# Problem
Please quote only the lines that start at the one with "Output a JSON" and go on to the last line of the data, both ends kept.

[Stored data entries]

::::

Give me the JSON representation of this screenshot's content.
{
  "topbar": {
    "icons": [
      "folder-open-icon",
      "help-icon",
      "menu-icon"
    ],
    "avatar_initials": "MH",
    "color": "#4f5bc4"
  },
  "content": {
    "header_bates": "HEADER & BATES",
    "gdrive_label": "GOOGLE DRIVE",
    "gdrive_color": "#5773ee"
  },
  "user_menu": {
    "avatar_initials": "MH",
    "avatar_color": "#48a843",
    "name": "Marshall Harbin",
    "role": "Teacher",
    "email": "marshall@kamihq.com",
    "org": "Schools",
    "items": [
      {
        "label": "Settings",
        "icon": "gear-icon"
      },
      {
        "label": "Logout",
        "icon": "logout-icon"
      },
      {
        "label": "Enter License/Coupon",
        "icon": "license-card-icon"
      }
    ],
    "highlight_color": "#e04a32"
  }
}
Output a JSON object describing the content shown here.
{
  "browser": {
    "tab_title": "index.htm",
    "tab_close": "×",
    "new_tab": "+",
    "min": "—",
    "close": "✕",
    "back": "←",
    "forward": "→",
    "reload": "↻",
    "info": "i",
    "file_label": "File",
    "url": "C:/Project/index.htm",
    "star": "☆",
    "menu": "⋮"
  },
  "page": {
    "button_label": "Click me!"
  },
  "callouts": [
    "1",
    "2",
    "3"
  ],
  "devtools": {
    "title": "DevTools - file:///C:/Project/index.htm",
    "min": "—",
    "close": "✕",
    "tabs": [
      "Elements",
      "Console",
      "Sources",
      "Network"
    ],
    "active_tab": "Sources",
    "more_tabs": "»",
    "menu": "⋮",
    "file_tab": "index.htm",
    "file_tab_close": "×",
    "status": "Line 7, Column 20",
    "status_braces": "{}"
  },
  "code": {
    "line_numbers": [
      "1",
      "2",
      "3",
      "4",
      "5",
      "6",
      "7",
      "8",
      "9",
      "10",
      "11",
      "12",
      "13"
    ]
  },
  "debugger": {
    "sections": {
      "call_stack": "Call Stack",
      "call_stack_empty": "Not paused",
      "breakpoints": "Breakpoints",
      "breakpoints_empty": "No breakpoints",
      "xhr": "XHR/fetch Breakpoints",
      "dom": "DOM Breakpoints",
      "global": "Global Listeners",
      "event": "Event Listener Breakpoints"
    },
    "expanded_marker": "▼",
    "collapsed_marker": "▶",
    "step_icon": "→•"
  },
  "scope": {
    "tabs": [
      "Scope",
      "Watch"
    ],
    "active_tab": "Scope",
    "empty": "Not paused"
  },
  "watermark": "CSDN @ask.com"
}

::::

# Task solution
Output a JSON object describing the content shown here.
{
  "browser": {
    "tab_title": "index.htm",
    "tab_close": "×",
    "new_tab": "+",
    "min": "—",
    "close": "✕",
    "back": "←",
    "forward": "→",
    "reload": "↻",
    "info": "i",
    "file_label": "File",
    "url": "C:/Project/index.htm",
    "star": "☆",
    "menu": "⋮"
  },
  "page": {
    "button_label": "Click me!"
  },
  "callouts": [
    "1",
    "2",
    "3"
  ],
  "devtools": {
    "title": "DevTools - file:///C:/Project/index.htm",
    "min": "—",
    "close": "✕",
    "tabs": [
      "Elements",
      "Console",
      "Sources",
      "Network"
    ],
    "active_tab": "Sources",
    "more_tabs": "»",
    "menu": "⋮",
    "file_tab": "index.htm",
    "file_tab_close": "×",
    "status": "Line 7, Column 20",
    "status_braces": "{}"
  },
  "code": {
    "line_numbers": [
      "1",
      "2",
      "3",
      "4",
      "5",
      "6",
      "7",
      "8",
      "9",
      "10",
      "11",
      "12",
      "13"
    ]
  },
  "debugger": {
    "sections": {
      "call_stack": "Call Stack",
      "call_stack_empty": "Not paused",
      "breakpoints": "Breakpoints",
      "breakpoints_empty": "No breakpoints",
      "xhr": "XHR/fetch Breakpoints",
      "dom": "DOM Breakpoints",
      "global": "Global Listeners",
      "event": "Event Listener Breakpoints"
    },
    "expanded_marker": "▼",
    "collapsed_marker": "▶",
    "step_icon": "→•"
  },
  "scope": {
    "tabs": [
      "Scope",
      "Watch"
    ],
    "active_tab": "Scope",
    "empty": "Not paused"
  },
  "watermark": "CSDN @ask.com"
}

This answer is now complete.